# RECORDS TO PROCESS start

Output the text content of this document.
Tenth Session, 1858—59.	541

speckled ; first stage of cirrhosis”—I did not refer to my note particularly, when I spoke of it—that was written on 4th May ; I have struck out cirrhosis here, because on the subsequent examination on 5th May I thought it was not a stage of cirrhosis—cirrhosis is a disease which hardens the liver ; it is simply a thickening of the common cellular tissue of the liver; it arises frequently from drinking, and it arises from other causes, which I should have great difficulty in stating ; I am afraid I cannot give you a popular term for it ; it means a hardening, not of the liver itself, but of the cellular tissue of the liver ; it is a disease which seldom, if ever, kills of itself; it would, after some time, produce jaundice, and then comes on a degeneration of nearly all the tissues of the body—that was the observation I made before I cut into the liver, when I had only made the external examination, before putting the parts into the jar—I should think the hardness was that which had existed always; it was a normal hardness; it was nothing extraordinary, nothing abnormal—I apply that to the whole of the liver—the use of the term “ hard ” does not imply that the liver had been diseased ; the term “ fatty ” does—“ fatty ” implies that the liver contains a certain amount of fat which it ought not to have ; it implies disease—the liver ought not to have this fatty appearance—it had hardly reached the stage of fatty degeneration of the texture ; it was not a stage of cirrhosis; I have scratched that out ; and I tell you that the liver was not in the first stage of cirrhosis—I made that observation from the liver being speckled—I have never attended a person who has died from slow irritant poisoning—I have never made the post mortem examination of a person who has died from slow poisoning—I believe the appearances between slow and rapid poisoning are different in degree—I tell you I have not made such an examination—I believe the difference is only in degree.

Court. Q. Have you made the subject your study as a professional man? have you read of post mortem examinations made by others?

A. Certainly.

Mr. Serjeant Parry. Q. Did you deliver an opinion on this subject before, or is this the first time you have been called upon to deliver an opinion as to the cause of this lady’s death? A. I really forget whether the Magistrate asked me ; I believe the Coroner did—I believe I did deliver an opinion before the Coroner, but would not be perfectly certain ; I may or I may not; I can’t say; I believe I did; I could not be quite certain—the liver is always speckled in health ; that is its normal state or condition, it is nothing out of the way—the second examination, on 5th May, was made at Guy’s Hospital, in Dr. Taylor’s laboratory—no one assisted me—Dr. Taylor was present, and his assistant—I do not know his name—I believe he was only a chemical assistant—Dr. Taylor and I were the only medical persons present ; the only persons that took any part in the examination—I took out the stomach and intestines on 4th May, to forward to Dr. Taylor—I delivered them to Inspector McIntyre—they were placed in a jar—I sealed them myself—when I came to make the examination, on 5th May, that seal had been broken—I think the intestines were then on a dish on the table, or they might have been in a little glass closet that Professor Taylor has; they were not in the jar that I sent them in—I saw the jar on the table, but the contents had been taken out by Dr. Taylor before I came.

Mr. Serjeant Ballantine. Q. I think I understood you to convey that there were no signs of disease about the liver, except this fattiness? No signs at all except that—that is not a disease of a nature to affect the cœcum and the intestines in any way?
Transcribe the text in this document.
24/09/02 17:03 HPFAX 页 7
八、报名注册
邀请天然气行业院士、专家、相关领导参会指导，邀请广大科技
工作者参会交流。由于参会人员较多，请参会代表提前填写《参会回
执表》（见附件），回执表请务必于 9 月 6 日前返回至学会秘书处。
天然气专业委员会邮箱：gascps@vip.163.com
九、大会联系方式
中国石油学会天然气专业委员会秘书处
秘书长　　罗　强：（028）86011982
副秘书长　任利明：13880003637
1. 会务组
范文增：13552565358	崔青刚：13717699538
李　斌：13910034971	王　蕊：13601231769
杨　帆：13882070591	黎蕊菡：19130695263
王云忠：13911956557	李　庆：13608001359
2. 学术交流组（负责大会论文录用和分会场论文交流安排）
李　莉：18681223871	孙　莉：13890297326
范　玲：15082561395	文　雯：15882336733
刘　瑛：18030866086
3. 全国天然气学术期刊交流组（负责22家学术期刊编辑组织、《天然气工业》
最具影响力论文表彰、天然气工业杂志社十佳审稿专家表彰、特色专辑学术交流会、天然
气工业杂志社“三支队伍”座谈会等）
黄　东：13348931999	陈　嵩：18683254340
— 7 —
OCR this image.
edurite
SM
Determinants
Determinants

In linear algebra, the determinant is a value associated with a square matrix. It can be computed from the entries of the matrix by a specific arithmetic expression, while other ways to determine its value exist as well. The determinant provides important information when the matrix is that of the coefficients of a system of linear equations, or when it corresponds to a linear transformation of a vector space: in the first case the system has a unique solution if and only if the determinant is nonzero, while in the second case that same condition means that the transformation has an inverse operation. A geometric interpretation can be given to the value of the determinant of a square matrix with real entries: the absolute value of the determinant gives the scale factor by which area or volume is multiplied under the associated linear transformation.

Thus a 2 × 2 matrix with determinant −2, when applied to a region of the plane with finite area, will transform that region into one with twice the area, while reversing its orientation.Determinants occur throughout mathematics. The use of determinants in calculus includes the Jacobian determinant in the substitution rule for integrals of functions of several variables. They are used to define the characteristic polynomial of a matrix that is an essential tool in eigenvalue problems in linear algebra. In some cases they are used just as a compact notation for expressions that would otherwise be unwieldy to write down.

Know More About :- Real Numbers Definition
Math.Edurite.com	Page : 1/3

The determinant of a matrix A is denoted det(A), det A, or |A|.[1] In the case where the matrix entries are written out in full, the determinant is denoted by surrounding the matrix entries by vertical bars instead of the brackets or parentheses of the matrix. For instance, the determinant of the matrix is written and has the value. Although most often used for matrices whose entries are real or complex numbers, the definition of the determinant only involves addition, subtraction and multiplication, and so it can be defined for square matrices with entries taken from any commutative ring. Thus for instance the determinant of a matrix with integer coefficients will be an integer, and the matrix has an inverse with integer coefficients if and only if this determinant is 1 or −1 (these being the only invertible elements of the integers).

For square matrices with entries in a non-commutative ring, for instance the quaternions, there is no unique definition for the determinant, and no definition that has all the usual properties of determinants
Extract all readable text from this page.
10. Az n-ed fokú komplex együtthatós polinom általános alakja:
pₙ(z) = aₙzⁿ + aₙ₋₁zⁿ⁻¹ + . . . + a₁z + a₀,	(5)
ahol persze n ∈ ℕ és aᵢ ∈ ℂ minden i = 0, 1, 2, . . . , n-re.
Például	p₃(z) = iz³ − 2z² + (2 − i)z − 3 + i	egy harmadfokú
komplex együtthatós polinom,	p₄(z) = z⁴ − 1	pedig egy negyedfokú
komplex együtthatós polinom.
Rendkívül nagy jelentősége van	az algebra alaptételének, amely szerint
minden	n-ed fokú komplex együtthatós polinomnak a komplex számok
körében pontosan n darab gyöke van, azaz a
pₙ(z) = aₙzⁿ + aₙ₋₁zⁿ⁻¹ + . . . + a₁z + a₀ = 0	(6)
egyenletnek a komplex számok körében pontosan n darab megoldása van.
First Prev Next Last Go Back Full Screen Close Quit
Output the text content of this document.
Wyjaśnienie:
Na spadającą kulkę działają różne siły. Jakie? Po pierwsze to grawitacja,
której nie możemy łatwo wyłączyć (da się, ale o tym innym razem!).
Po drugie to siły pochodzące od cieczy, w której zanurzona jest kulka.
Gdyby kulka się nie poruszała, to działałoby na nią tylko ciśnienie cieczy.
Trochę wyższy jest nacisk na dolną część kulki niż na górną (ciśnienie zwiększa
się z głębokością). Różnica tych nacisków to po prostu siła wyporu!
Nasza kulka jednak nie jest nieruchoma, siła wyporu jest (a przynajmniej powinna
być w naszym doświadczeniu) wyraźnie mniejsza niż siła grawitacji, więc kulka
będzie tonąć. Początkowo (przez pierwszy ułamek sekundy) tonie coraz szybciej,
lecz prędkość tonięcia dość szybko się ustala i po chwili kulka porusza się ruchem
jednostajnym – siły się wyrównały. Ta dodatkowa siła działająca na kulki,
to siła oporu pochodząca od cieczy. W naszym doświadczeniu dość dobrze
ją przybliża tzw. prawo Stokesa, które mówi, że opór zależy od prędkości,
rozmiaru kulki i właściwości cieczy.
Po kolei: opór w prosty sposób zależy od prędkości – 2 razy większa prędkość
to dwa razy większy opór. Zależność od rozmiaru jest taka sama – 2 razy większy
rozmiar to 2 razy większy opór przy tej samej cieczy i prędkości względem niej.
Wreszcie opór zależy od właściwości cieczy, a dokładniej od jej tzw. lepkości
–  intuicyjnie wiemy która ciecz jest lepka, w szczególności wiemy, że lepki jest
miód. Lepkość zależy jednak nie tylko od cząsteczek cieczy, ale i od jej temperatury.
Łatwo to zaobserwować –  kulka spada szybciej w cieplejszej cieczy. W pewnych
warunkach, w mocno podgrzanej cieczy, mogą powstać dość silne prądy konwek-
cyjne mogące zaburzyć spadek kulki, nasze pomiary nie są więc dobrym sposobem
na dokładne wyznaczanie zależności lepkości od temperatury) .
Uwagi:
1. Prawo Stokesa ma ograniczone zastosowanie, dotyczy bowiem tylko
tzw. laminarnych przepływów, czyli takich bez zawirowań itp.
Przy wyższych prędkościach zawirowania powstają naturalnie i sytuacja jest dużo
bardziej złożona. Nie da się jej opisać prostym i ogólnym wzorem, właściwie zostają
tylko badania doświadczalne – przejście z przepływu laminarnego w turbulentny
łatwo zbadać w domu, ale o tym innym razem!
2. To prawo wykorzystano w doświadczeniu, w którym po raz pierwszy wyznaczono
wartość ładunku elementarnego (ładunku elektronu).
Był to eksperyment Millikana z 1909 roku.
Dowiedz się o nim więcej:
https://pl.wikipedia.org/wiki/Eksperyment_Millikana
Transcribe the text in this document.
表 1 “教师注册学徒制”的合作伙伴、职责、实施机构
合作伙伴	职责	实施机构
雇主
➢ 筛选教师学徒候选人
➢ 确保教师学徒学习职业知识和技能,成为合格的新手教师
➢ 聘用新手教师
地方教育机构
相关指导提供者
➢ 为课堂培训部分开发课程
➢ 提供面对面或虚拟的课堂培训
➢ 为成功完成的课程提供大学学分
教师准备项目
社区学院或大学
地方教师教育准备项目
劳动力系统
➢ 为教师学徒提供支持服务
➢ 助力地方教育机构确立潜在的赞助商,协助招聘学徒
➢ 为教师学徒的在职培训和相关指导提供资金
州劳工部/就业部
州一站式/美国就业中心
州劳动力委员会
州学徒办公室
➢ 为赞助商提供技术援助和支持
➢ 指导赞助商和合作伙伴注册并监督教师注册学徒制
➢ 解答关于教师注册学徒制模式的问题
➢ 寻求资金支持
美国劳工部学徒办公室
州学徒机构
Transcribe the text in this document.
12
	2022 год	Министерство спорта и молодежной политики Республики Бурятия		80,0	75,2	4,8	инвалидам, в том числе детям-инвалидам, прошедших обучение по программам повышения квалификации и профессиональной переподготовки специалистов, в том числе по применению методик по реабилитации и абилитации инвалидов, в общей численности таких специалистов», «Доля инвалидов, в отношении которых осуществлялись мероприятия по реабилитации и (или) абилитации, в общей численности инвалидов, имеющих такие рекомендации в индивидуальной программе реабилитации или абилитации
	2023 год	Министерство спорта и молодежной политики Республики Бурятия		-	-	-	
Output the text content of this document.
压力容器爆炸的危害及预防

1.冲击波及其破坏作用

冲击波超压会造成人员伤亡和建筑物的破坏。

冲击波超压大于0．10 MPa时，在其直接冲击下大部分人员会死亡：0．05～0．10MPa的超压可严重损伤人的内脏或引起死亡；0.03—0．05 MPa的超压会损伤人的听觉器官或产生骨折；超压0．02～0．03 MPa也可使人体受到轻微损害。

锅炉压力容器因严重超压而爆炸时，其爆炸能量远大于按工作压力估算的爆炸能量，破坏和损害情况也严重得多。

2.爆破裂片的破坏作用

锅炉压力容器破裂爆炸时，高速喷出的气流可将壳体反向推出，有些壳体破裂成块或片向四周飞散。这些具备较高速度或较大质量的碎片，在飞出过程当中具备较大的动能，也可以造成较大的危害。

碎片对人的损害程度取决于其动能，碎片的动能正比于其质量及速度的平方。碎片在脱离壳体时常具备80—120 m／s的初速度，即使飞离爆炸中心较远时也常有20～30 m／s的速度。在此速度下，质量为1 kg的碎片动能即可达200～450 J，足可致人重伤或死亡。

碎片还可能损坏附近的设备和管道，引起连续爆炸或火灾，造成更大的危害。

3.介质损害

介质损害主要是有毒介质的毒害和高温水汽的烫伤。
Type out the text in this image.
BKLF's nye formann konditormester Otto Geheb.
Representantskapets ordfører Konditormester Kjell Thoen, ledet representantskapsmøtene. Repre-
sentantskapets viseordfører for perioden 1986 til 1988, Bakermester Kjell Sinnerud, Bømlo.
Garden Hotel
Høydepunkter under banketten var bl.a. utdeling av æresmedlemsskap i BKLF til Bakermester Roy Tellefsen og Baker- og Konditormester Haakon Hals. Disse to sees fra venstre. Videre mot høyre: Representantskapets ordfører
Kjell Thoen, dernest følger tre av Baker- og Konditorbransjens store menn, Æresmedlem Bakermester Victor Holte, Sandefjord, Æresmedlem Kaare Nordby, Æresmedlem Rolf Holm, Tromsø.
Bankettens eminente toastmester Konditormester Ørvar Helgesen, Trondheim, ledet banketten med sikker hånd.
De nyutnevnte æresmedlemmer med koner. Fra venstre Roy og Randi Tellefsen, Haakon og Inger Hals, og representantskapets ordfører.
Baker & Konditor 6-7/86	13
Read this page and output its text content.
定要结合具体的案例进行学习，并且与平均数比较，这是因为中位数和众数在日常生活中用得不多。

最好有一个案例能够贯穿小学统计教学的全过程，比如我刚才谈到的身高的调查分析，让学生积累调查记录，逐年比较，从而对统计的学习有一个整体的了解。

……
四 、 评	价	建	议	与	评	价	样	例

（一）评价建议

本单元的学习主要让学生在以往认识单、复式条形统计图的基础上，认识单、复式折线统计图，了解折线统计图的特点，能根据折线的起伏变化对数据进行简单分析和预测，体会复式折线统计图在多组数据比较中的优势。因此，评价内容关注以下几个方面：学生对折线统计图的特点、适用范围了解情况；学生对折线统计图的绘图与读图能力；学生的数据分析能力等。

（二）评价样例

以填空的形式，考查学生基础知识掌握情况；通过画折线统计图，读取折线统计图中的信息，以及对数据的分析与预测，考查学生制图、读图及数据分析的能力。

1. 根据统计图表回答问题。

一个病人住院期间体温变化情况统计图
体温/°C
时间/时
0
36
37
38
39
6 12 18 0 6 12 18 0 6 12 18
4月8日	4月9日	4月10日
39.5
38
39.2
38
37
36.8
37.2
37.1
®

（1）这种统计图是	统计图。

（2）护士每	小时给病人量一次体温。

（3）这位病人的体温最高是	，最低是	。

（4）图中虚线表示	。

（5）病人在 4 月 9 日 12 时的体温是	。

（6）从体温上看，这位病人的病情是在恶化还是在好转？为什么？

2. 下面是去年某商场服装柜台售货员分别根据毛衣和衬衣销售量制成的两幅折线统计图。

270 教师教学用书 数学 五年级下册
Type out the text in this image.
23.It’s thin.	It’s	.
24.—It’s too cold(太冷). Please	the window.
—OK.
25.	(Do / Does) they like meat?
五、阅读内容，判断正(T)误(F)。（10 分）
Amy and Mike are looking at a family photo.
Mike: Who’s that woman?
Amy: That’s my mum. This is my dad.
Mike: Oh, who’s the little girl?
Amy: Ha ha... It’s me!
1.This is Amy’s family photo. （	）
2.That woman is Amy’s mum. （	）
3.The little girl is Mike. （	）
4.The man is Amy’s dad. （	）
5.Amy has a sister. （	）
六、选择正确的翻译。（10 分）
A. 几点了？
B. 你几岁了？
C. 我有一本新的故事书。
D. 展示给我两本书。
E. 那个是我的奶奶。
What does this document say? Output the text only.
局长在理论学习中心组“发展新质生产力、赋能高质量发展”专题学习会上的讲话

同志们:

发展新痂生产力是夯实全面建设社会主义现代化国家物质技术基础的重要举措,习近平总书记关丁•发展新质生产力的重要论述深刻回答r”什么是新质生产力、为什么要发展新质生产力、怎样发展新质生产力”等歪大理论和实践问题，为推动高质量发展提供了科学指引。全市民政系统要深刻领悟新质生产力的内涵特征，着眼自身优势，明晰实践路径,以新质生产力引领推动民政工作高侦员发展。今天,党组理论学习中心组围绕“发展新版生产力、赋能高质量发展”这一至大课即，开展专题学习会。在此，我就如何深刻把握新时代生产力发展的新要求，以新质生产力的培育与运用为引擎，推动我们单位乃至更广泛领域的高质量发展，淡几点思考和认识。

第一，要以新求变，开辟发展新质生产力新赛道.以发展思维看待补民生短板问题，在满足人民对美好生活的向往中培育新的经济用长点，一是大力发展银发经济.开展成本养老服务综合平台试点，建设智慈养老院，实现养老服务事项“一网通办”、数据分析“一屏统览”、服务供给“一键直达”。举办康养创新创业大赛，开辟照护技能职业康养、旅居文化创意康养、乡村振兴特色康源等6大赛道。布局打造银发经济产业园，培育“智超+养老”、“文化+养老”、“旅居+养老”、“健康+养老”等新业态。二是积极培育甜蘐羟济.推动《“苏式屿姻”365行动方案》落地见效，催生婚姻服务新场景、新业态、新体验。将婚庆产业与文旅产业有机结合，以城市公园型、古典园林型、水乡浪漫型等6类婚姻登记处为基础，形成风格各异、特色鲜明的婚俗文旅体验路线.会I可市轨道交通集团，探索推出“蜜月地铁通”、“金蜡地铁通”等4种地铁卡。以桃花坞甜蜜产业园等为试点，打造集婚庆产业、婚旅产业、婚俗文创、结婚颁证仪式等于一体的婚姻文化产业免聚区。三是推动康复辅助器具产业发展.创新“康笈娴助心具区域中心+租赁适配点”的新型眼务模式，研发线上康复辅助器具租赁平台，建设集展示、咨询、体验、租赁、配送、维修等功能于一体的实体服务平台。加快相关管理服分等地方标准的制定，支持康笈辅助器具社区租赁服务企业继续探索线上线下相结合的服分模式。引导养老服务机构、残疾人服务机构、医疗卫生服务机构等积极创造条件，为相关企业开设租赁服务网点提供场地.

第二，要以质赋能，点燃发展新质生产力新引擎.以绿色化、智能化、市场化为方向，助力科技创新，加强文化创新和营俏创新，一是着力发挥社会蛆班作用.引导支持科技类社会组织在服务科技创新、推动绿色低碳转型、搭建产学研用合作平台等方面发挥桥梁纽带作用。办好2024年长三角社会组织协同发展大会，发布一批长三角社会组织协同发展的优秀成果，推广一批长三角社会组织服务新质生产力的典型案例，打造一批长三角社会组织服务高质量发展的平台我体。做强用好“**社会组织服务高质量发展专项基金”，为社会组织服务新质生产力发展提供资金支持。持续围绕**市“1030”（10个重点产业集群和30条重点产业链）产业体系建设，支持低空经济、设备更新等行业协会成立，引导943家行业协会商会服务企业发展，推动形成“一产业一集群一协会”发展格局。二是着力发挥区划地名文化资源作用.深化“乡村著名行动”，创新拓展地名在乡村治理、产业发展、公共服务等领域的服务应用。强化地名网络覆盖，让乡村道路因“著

# RECORDS TO PROCESS end

- **TASK TO COMPLETE**
Extract each line from the listing that holds the word "innym".

- **COMPLETED EXERCISE**
której nie możemy łatwo wyłączyć (da się, ale o tym innym razem!).
łatwo zbadać w domu, ale o tym innym razem!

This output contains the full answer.